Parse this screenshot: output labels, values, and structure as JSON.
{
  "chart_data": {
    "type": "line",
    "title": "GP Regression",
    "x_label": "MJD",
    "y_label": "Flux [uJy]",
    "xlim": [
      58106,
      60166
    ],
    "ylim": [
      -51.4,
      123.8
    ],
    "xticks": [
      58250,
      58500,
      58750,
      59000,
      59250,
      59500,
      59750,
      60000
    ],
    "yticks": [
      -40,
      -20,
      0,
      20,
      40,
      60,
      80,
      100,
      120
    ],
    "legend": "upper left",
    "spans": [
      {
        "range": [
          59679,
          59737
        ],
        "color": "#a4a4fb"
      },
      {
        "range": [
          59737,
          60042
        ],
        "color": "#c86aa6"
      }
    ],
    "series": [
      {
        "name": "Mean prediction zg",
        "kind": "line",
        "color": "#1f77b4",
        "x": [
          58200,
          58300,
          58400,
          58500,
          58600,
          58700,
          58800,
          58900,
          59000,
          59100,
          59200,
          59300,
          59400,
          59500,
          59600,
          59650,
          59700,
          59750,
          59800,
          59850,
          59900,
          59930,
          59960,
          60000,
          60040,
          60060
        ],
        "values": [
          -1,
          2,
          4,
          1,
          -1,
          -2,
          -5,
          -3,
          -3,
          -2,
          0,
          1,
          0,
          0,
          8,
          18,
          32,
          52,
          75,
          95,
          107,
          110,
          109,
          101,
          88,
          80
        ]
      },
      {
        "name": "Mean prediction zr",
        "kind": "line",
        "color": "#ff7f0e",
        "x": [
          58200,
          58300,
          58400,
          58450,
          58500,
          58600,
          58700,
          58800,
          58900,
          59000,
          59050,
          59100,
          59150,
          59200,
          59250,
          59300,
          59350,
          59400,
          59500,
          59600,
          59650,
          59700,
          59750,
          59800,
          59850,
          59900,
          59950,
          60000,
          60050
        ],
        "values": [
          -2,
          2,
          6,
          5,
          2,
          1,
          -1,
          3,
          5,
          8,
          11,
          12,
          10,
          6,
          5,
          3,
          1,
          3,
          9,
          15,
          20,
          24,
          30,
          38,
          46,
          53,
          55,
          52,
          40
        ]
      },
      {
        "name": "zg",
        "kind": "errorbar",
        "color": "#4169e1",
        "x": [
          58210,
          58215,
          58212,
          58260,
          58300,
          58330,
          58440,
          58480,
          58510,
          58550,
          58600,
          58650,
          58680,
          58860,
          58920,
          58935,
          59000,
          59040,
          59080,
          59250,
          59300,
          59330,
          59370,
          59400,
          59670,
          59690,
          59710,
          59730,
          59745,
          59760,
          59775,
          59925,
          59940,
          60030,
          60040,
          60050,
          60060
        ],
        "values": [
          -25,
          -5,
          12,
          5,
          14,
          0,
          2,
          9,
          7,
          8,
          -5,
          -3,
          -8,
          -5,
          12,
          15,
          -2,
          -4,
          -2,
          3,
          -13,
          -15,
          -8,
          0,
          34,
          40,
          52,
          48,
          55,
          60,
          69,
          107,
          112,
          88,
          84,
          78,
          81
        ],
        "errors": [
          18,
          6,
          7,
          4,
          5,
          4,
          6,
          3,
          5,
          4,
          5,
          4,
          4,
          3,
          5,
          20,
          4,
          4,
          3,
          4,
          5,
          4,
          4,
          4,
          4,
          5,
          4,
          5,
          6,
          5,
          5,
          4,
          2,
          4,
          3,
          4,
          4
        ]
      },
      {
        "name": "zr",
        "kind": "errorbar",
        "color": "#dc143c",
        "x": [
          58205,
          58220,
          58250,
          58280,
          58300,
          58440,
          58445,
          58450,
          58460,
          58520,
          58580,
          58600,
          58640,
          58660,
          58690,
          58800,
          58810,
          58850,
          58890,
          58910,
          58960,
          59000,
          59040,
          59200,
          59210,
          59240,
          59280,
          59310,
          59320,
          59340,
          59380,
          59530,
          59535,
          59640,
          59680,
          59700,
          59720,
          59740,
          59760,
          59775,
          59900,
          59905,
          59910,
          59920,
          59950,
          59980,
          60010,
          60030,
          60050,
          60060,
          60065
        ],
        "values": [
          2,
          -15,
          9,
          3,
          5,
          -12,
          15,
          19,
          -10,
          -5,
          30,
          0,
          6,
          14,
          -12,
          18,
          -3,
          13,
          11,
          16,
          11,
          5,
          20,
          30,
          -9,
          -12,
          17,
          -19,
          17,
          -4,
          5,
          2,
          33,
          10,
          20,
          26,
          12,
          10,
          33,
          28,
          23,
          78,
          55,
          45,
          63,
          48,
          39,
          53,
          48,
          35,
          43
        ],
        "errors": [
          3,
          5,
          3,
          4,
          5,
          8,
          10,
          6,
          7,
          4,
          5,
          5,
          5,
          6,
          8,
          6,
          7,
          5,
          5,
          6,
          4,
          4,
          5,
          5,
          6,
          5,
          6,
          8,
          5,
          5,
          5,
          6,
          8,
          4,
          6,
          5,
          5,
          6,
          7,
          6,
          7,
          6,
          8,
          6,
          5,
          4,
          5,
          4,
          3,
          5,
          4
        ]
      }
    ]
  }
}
⁂
* _Goal_:
The records above need to be transcribed in full. Keep every character unchanged.

* _Expected answer_:
Parse this screenshot: output labels, values, and structure as JSON.
{
  "chart_data": {
    "type": "line",
    "title": "GP Regression",
    "x_label": "MJD",
    "y_label": "Flux [uJy]",
    "xlim": [
      58106,
      60166
    ],
    "ylim": [
      -51.4,
      123.8
    ],
    "xticks": [
      58250,
      58500,
      58750,
      59000,
      59250,
      59500,
      59750,
      60000
    ],
    "yticks": [
      -40,
      -20,
      0,
      20,
      40,
      60,
      80,
      100,
      120
    ],
    "legend": "upper left",
    "spans": [
      {
        "range": [
          59679,
          59737
        ],
        "color": "#a4a4fb"
      },
      {
        "range": [
          59737,
          60042
        ],
        "color": "#c86aa6"
      }
    ],
    "series": [
      {
        "name": "Mean prediction zg",
        "kind": "line",
        "color": "#1f77b4",
        "x": [
          58200,
          58300,
          58400,
          58500,
          58600,
          58700,
          58800,
          58900,
          59000,
          59100,
          59200,
          59300,
          59400,
          59500,
          59600,
          59650,
          59700,
          59750,
          59800,
          59850,
          59900,
          59930,
          59960,
          60000,
          60040,
          60060
        ],
        "values": [
          -1,
          2,
          4,
          1,
          -1,
          -2,
          -5,
          -3,
          -3,
          -2,
          0,
          1,
          0,
          0,
          8,
          18,
          32,
          52,
          75,
          95,
          107,
          110,
          109,
          101,
          88,
          80
        ]
      },
      {
        "name": "Mean prediction zr",
        "kind": "line",
        "color": "#ff7f0e",
        "x": [
          58200,
          58300,
          58400,
          58450,
          58500,
          58600,
          58700,
          58800,
          58900,
          59000,
          59050,
          59100,
          59150,
          59200,
          59250,
          59300,
          59350,
          59400,
          59500,
          59600,
          59650,
          59700,
          59750,
          59800,
          59850,
          59900,
          59950,
          60000,
          60050
        ],
        "values": [
          -2,
          2,
          6,
          5,
          2,
          1,
          -1,
          3,
          5,
          8,
          11,
          12,
          10,
          6,
          5,
          3,
          1,
          3,
          9,
          15,
          20,
          24,
          30,
          38,
          46,
          53,
          55,
          52,
          40
        ]
      },
      {
        "name": "zg",
        "kind": "errorbar",
        "color": "#4169e1",
        "x": [
          58210,
          58215,
          58212,
          58260,
          58300,
          58330,
          58440,
          58480,
          58510,
          58550,
          58600,
          58650,
          58680,
          58860,
          58920,
          58935,
          59000,
          59040,
          59080,
          59250,
          59300,
          59330,
          59370,
          59400,
          59670,
          59690,
          59710,
          59730,
          59745,
          59760,
          59775,
          59925,
          59940,
          60030,
          60040,
          60050,
          60060
        ],
        "values": [
          -25,
          -5,
          12,
          5,
          14,
          0,
          2,
          9,
          7,
          8,
          -5,
          -3,
          -8,
          -5,
          12,
          15,
          -2,
          -4,
          -2,
          3,
          -13,
          -15,
          -8,
          0,
          34,
          40,
          52,
          48,
          55,
          60,
          69,
          107,
          112,
          88,
          84,
          78,
          81
        ],
        "errors": [
          18,
          6,
          7,
          4,
          5,
          4,
          6,
          3,
          5,
          4,
          5,
          4,
          4,
          3,
          5,
          20,
          4,
          4,
          3,
          4,
          5,
          4,
          4,
          4,
          4,
          5,
          4,
          5,
          6,
          5,
          5,
          4,
          2,
          4,
          3,
          4,
          4
        ]
      },
      {
        "name": "zr",
        "kind": "errorbar",
        "color": "#dc143c",
        "x": [
          58205,
          58220,
          58250,
          58280,
          58300,
          58440,
          58445,
          58450,
          58460,
          58520,
          58580,
          58600,
          58640,
          58660,
          58690,
          58800,
          58810,
          58850,
          58890,
          58910,
          58960,
          59000,
          59040,
          59200,
          59210,
          59240,
          59280,
          59310,
          59320,
          59340,
          59380,
          59530,
          59535,
          59640,
          59680,
          59700,
          59720,
          59740,
          59760,
          59775,
          59900,
          59905,
          59910,
          59920,
          59950,
          59980,
          60010,
          60030,
          60050,
          60060,
          60065
        ],
        "values": [
          2,
          -15,
          9,
          3,
          5,
          -12,
          15,
          19,
          -10,
          -5,
          30,
          0,
          6,
          14,
          -12,
          18,
          -3,
          13,
          11,
          16,
          11,
          5,
          20,
          30,
          -9,
          -12,
          17,
          -19,
          17,
          -4,
          5,
          2,
          33,
          10,
          20,
          26,
          12,
          10,
          33,
          28,
          23,
          78,
          55,
          45,
          63,
          48,
          39,
          53,
          48,
          35,
          43
        ],
        "errors": [
          3,
          5,
          3,
          4,
          5,
          8,
          10,
          6,
          7,
          4,
          5,
          5,
          5,
          6,
          8,
          6,
          7,
          5,
          5,
          6,
          4,
          4,
          5,
          5,
          6,
          5,
          6,
          8,
          5,
          5,
          5,
          6,
          8,
          4,
          6,
          5,
          5,
          6,
          7,
          6,
          7,
          6,
          8,
          6,
          5,
          4,
          5,
          4,
          3,
          5,
          4
        ]
      }
    ]
  }
}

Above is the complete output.